OBJECTIVE:
Write the records out again, keeping each line exactly as it is.

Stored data
○ ○ ○ ○ ○

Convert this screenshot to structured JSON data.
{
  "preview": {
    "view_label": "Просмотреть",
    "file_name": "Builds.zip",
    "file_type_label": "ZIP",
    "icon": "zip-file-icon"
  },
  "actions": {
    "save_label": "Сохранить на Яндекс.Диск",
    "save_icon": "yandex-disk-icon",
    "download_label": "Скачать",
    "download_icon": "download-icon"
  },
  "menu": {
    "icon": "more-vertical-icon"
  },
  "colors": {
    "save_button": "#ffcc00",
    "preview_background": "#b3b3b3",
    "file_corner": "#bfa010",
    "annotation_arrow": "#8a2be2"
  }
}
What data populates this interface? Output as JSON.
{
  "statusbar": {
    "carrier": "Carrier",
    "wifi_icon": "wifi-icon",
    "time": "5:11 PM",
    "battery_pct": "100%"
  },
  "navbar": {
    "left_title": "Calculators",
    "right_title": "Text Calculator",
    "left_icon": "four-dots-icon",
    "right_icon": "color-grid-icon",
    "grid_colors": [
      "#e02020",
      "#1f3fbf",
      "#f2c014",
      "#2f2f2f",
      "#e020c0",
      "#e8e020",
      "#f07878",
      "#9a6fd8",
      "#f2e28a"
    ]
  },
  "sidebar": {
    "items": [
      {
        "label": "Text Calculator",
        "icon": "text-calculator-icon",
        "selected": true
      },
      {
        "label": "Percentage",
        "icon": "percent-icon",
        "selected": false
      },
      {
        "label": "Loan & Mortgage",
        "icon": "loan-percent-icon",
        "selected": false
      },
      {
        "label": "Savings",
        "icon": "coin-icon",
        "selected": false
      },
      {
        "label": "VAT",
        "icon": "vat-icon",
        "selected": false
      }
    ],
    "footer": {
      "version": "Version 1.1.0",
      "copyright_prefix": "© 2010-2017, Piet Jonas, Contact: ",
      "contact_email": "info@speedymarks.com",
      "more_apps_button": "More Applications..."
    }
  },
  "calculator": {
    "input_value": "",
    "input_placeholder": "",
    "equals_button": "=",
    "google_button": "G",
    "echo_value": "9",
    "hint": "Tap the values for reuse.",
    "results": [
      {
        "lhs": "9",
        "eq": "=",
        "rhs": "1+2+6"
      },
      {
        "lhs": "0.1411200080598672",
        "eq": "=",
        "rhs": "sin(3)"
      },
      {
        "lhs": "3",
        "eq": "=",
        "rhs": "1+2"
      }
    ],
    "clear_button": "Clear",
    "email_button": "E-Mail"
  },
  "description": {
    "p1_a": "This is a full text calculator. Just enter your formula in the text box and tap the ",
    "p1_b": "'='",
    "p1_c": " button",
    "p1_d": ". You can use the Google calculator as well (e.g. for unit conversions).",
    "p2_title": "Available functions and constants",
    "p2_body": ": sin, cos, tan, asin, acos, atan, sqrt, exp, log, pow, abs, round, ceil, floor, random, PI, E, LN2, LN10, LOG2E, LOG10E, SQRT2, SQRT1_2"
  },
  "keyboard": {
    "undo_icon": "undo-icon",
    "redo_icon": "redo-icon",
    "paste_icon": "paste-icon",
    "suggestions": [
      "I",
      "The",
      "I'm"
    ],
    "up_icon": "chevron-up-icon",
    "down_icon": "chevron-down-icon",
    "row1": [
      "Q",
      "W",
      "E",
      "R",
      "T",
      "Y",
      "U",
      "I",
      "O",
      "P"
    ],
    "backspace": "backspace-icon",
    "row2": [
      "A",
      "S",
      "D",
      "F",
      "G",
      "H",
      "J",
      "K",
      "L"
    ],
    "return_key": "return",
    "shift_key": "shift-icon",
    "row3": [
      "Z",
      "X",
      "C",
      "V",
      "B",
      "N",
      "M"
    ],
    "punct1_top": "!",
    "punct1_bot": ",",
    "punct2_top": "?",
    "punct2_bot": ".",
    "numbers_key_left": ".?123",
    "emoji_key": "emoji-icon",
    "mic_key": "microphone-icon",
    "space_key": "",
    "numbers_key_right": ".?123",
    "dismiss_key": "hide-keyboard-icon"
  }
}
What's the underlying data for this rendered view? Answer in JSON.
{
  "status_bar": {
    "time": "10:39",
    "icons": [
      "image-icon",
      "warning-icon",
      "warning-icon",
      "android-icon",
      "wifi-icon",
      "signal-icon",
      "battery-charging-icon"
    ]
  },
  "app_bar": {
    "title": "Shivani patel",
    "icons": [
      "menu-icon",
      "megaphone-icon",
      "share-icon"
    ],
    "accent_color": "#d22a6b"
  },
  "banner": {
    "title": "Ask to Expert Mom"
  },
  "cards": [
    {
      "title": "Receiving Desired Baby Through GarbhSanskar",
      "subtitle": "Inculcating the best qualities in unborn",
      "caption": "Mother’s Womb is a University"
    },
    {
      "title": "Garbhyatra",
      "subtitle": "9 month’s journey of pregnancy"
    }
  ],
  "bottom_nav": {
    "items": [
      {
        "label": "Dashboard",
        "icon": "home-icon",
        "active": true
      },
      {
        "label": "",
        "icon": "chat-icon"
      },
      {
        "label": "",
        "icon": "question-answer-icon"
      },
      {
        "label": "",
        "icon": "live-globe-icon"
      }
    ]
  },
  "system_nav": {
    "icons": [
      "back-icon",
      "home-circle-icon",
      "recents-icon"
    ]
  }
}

○ ○ ○ ○ ○

EXERCISE ANSWER:
Convert this screenshot to structured JSON data.
{
  "preview": {
    "view_label": "Просмотреть",
    "file_name": "Builds.zip",
    "file_type_label": "ZIP",
    "icon": "zip-file-icon"
  },
  "actions": {
    "save_label": "Сохранить на Яндекс.Диск",
    "save_icon": "yandex-disk-icon",
    "download_label": "Скачать",
    "download_icon": "download-icon"
  },
  "menu": {
    "icon": "more-vertical-icon"
  },
  "colors": {
    "save_button": "#ffcc00",
    "preview_background": "#b3b3b3",
    "file_corner": "#bfa010",
    "annotation_arrow": "#8a2be2"
  }
}
What data populates this interface? Output as JSON.
{
  "statusbar": {
    "carrier": "Carrier",
    "wifi_icon": "wifi-icon",
    "time": "5:11 PM",
    "battery_pct": "100%"
  },
  "navbar": {
    "left_title": "Calculators",
    "right_title": "Text Calculator",
    "left_icon": "four-dots-icon",
    "right_icon": "color-grid-icon",
    "grid_colors": [
      "#e02020",
      "#1f3fbf",
      "#f2c014",
      "#2f2f2f",
      "#e020c0",
      "#e8e020",
      "#f07878",
      "#9a6fd8",
      "#f2e28a"
    ]
  },
  "sidebar": {
    "items": [
      {
        "label": "Text Calculator",
        "icon": "text-calculator-icon",
        "selected": true
      },
      {
        "label": "Percentage",
        "icon": "percent-icon",
        "selected": false
      },
      {
        "label": "Loan & Mortgage",
        "icon": "loan-percent-icon",
        "selected": false
      },
      {
        "label": "Savings",
        "icon": "coin-icon",
        "selected": false
      },
      {
        "label": "VAT",
        "icon": "vat-icon",
        "selected": false
      }
    ],
    "footer": {
      "version": "Version 1.1.0",
      "copyright_prefix": "© 2010-2017, Piet Jonas, Contact: ",
      "contact_email": "info@speedymarks.com",
      "more_apps_button": "More Applications..."
    }
  },
  "calculator": {
    "input_value": "",
    "input_placeholder": "",
    "equals_button": "=",
    "google_button": "G",
    "echo_value": "9",
    "hint": "Tap the values for reuse.",
    "results": [
      {
        "lhs": "9",
        "eq": "=",
        "rhs": "1+2+6"
      },
      {
        "lhs": "0.1411200080598672",
        "eq": "=",
        "rhs": "sin(3)"
      },
      {
        "lhs": "3",
        "eq": "=",
        "rhs": "1+2"
      }
    ],
    "clear_button": "Clear",
    "email_button": "E-Mail"
  },
  "description": {
    "p1_a": "This is a full text calculator. Just enter your formula in the text box and tap the ",
    "p1_b": "'='",
    "p1_c": " button",
    "p1_d": ". You can use the Google calculator as well (e.g. for unit conversions).",
    "p2_title": "Available functions and constants",
    "p2_body": ": sin, cos, tan, asin, acos, atan, sqrt, exp, log, pow, abs, round, ceil, floor, random, PI, E, LN2, LN10, LOG2E, LOG10E, SQRT2, SQRT1_2"
  },
  "keyboard": {
    "undo_icon": "undo-icon",
    "redo_icon": "redo-icon",
    "paste_icon": "paste-icon",
    "suggestions": [
      "I",
      "The",
      "I'm"
    ],
    "up_icon": "chevron-up-icon",
    "down_icon": "chevron-down-icon",
    "row1": [
      "Q",
      "W",
      "E",
      "R",
      "T",
      "Y",
      "U",
      "I",
      "O",
      "P"
    ],
    "backspace": "backspace-icon",
    "row2": [
      "A",
      "S",
      "D",
      "F",
      "G",
      "H",
      "J",
      "K",
      "L"
    ],
    "return_key": "return",
    "shift_key": "shift-icon",
    "row3": [
      "Z",
      "X",
      "C",
      "V",
      "B",
      "N",
      "M"
    ],
    "punct1_top": "!",
    "punct1_bot": ",",
    "punct2_top": "?",
    "punct2_bot": ".",
    "numbers_key_left": ".?123",
    "emoji_key": "emoji-icon",
    "mic_key": "microphone-icon",
    "space_key": "",
    "numbers_key_right": ".?123",
    "dismiss_key": "hide-keyboard-icon"
  }
}
What's the underlying data for this rendered view? Answer in JSON.
{
  "status_bar": {
    "time": "10:39",
    "icons": [
      "image-icon",
      "warning-icon",
      "warning-icon",
      "android-icon",
      "wifi-icon",
      "signal-icon",
      "battery-charging-icon"
    ]
  },
  "app_bar": {
    "title": "Shivani patel",
    "icons": [
      "menu-icon",
      "megaphone-icon",
      "share-icon"
    ],
    "accent_color": "#d22a6b"
  },
  "banner": {
    "title": "Ask to Expert Mom"
  },
  "cards": [
    {
      "title": "Receiving Desired Baby Through GarbhSanskar",
      "subtitle": "Inculcating the best qualities in unborn",
      "caption": "Mother’s Womb is a University"
    },
    {
      "title": "Garbhyatra",
      "subtitle": "9 month’s journey of pregnancy"
    }
  ],
  "bottom_nav": {
    "items": [
      {
        "label": "Dashboard",
        "icon": "home-icon",
        "active": true
      },
      {
        "label": "",
        "icon": "chat-icon"
      },
      {
        "label": "",
        "icon": "question-answer-icon"
      },
      {
        "label": "",
        "icon": "live-globe-icon"
      }
    ]
  },
  "system_nav": {
    "icons": [
      "back-icon",
      "home-circle-icon",
      "recents-icon"
    ]
  }
}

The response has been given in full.